**DIRECTIONS**
The full set of entries must be copied exactly.

**Structured page parsing data**
#####

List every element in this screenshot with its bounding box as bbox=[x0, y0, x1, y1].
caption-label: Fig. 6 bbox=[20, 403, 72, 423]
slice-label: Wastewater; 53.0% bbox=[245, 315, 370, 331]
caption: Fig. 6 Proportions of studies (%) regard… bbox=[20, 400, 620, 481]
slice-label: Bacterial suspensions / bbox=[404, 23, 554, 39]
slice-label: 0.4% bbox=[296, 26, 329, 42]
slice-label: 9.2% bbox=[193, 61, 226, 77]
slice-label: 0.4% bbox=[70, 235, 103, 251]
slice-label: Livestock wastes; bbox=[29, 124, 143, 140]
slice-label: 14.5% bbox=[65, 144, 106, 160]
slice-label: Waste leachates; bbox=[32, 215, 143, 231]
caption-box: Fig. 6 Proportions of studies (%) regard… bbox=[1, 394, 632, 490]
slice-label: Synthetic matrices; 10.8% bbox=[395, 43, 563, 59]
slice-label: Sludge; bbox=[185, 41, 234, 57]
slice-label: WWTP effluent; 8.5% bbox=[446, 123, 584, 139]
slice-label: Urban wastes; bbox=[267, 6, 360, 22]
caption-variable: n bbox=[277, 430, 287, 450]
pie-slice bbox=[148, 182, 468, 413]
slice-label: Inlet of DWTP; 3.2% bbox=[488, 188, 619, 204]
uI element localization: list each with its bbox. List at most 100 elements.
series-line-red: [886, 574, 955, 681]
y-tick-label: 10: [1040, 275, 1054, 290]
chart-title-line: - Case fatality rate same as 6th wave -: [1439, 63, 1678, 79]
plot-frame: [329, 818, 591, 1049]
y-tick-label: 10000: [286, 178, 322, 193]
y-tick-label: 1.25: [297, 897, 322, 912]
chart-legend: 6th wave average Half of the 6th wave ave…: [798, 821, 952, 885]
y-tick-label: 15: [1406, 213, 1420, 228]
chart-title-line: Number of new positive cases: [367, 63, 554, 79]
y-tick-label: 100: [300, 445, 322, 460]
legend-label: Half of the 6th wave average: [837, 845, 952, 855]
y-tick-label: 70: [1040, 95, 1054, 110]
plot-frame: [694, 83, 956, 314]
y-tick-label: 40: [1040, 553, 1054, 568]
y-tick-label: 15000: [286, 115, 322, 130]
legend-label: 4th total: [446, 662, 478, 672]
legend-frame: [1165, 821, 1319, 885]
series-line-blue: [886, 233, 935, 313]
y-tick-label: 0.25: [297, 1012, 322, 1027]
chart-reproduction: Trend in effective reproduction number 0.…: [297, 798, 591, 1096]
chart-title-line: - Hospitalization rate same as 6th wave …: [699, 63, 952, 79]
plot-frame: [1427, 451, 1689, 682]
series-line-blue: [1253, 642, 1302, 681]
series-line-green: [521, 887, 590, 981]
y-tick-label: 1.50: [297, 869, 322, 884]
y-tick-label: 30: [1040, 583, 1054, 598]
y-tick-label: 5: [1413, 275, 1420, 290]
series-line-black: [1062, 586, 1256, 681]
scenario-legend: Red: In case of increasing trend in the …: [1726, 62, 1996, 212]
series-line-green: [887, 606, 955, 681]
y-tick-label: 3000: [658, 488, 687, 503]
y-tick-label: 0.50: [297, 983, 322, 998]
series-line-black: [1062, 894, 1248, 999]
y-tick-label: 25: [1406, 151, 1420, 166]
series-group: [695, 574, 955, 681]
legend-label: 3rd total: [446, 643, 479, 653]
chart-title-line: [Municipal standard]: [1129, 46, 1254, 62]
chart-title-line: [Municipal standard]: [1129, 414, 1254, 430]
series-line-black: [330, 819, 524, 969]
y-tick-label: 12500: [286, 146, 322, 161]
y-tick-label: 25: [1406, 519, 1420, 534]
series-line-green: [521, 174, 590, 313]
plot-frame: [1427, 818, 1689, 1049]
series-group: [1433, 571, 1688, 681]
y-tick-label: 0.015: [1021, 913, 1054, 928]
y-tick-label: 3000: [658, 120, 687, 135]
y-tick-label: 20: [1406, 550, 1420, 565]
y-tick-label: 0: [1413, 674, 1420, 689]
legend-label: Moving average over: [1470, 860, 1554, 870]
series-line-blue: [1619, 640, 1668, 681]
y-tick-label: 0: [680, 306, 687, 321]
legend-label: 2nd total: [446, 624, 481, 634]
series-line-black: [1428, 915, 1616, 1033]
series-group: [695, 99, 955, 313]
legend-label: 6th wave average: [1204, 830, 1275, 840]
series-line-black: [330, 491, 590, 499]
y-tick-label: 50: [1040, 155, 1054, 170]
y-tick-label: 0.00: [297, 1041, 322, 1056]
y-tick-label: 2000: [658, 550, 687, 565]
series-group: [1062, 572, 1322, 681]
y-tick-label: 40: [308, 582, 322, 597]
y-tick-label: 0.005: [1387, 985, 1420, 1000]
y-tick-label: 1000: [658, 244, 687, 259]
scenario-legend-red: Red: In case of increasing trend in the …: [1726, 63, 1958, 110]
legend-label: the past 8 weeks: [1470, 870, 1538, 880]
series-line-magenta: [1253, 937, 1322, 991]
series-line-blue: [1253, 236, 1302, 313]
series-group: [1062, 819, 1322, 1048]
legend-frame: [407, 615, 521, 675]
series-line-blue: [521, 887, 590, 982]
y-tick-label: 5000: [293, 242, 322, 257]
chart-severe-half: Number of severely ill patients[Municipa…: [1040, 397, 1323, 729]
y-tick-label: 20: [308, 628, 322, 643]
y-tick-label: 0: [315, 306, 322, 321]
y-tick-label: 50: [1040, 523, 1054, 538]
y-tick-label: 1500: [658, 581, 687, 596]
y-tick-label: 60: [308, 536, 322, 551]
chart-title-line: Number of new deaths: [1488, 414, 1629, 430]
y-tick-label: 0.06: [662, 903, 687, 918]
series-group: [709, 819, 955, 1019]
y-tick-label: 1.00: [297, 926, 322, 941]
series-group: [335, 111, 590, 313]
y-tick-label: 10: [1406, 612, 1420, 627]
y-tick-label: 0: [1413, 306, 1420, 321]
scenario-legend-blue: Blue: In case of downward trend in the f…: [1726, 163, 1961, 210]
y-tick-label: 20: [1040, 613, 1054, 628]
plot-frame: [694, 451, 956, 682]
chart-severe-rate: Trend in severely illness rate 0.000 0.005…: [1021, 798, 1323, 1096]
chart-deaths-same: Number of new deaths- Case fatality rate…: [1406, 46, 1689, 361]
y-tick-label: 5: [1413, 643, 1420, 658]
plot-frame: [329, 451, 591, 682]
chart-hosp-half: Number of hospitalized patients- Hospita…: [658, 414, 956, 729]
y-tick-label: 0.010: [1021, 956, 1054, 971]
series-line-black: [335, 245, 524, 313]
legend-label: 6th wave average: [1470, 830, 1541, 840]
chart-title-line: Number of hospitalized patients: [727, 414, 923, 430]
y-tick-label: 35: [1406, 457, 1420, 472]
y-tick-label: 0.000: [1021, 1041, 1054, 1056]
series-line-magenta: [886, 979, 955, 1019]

#####

**WRITTEN ANSWER**
List every element in this screenshot with its bounding box as bbox=[x0, y0, x1, y1].
caption-label: Fig. 6 bbox=[20, 403, 72, 423]
slice-label: Wastewater; 53.0% bbox=[245, 315, 370, 331]
caption: Fig. 6 Proportions of studies (%) regard… bbox=[20, 400, 620, 481]
slice-label: Bacterial suspensions / bbox=[404, 23, 554, 39]
slice-label: 0.4% bbox=[296, 26, 329, 42]
slice-label: 9.2% bbox=[193, 61, 226, 77]
slice-label: 0.4% bbox=[70, 235, 103, 251]
slice-label: Livestock wastes; bbox=[29, 124, 143, 140]
slice-label: 14.5% bbox=[65, 144, 106, 160]
slice-label: Waste leachates; bbox=[32, 215, 143, 231]
caption-box: Fig. 6 Proportions of studies (%) regard… bbox=[1, 394, 632, 490]
slice-label: Synthetic matrices; 10.8% bbox=[395, 43, 563, 59]
slice-label: Sludge; bbox=[185, 41, 234, 57]
slice-label: WWTP effluent; 8.5% bbox=[446, 123, 584, 139]
slice-label: Urban wastes; bbox=[267, 6, 360, 22]
caption-variable: n bbox=[277, 430, 287, 450]
pie-slice bbox=[148, 182, 468, 413]
slice-label: Inlet of DWTP; 3.2% bbox=[488, 188, 619, 204]
uI element localization: list each with its bbox. List at most 100 elements.
series-line-red: [886, 574, 955, 681]
y-tick-label: 10: [1040, 275, 1054, 290]
chart-title-line: - Case fatality rate same as 6th wave -: [1439, 63, 1678, 79]
plot-frame: [329, 818, 591, 1049]
y-tick-label: 10000: [286, 178, 322, 193]
y-tick-label: 1.25: [297, 897, 322, 912]
chart-legend: 6th wave average Half of the 6th wave ave…: [798, 821, 952, 885]
y-tick-label: 15: [1406, 213, 1420, 228]
chart-title-line: Number of new positive cases: [367, 63, 554, 79]
y-tick-label: 100: [300, 445, 322, 460]
legend-label: Half of the 6th wave average: [837, 845, 952, 855]
y-tick-label: 70: [1040, 95, 1054, 110]
plot-frame: [694, 83, 956, 314]
y-tick-label: 40: [1040, 553, 1054, 568]
y-tick-label: 15000: [286, 115, 322, 130]
legend-label: 4th total: [446, 662, 478, 672]
legend-frame: [1165, 821, 1319, 885]
series-line-blue: [886, 233, 935, 313]
y-tick-label: 0.25: [297, 1012, 322, 1027]
chart-reproduction: Trend in effective reproduction number 0.…: [297, 798, 591, 1096]
chart-title-line: - Hospitalization rate same as 6th wave …: [699, 63, 952, 79]
plot-frame: [1427, 451, 1689, 682]
series-line-blue: [1253, 642, 1302, 681]
series-line-green: [521, 887, 590, 981]
y-tick-label: 1.50: [297, 869, 322, 884]
y-tick-label: 30: [1040, 583, 1054, 598]
y-tick-label: 5: [1413, 275, 1420, 290]
series-line-black: [1062, 586, 1256, 681]
scenario-legend: Red: In case of increasing trend in the …: [1726, 62, 1996, 212]
series-line-green: [887, 606, 955, 681]
y-tick-label: 3000: [658, 488, 687, 503]
y-tick-label: 0.50: [297, 983, 322, 998]
series-line-black: [1062, 894, 1248, 999]
y-tick-label: 25: [1406, 151, 1420, 166]
series-group: [695, 574, 955, 681]
legend-label: 3rd total: [446, 643, 479, 653]
chart-title-line: [Municipal standard]: [1129, 46, 1254, 62]
chart-title-line: [Municipal standard]: [1129, 414, 1254, 430]
series-line-black: [330, 819, 524, 969]
y-tick-label: 12500: [286, 146, 322, 161]
y-tick-label: 25: [1406, 519, 1420, 534]
series-line-green: [521, 174, 590, 313]
plot-frame: [1427, 818, 1689, 1049]
series-group: [1433, 571, 1688, 681]
y-tick-label: 0.015: [1021, 913, 1054, 928]
y-tick-label: 3000: [658, 120, 687, 135]
y-tick-label: 20: [1406, 550, 1420, 565]
y-tick-label: 0: [1413, 674, 1420, 689]
legend-label: Moving average over: [1470, 860, 1554, 870]
series-line-blue: [1619, 640, 1668, 681]
y-tick-label: 0: [680, 306, 687, 321]
legend-label: 2nd total: [446, 624, 481, 634]
series-line-black: [1428, 915, 1616, 1033]
series-group: [695, 99, 955, 313]
legend-label: 6th wave average: [1204, 830, 1275, 840]
series-line-black: [330, 491, 590, 499]
y-tick-label: 50: [1040, 155, 1054, 170]
y-tick-label: 0.00: [297, 1041, 322, 1056]
y-tick-label: 2000: [658, 550, 687, 565]
series-group: [1062, 572, 1322, 681]
y-tick-label: 40: [308, 582, 322, 597]
y-tick-label: 0.005: [1387, 985, 1420, 1000]
y-tick-label: 1000: [658, 244, 687, 259]
scenario-legend-red: Red: In case of increasing trend in the …: [1726, 63, 1958, 110]
legend-label: the past 8 weeks: [1470, 870, 1538, 880]
series-line-magenta: [1253, 937, 1322, 991]
series-line-blue: [1253, 236, 1302, 313]
series-group: [1062, 819, 1322, 1048]
legend-frame: [407, 615, 521, 675]
series-line-blue: [521, 887, 590, 982]
y-tick-label: 5000: [293, 242, 322, 257]
chart-severe-half: Number of severely ill patients[Municipa…: [1040, 397, 1323, 729]
y-tick-label: 20: [308, 628, 322, 643]
y-tick-label: 0: [315, 306, 322, 321]
y-tick-label: 50: [1040, 523, 1054, 538]
y-tick-label: 1500: [658, 581, 687, 596]
y-tick-label: 60: [308, 536, 322, 551]
chart-title-line: Number of new deaths: [1488, 414, 1629, 430]
y-tick-label: 0.06: [662, 903, 687, 918]
series-group: [709, 819, 955, 1019]
y-tick-label: 1.00: [297, 926, 322, 941]
series-group: [335, 111, 590, 313]
y-tick-label: 10: [1406, 612, 1420, 627]
y-tick-label: 0: [1413, 306, 1420, 321]
scenario-legend-blue: Blue: In case of downward trend in the f…: [1726, 163, 1961, 210]
y-tick-label: 20: [1040, 613, 1054, 628]
plot-frame: [694, 451, 956, 682]
chart-severe-rate: Trend in severely illness rate 0.000 0.005…: [1021, 798, 1323, 1096]
chart-deaths-same: Number of new deaths- Case fatality rate…: [1406, 46, 1689, 361]
y-tick-label: 5: [1413, 643, 1420, 658]
plot-frame: [329, 451, 591, 682]
chart-hosp-half: Number of hospitalized patients- Hospita…: [658, 414, 956, 729]
y-tick-label: 0.010: [1021, 956, 1054, 971]
series-line-black: [335, 245, 524, 313]
legend-label: 6th wave average: [1470, 830, 1541, 840]
chart-title-line: Number of hospitalized patients: [727, 414, 923, 430]
y-tick-label: 35: [1406, 457, 1420, 472]
y-tick-label: 0.000: [1021, 1041, 1054, 1056]
series-line-magenta: [886, 979, 955, 1019]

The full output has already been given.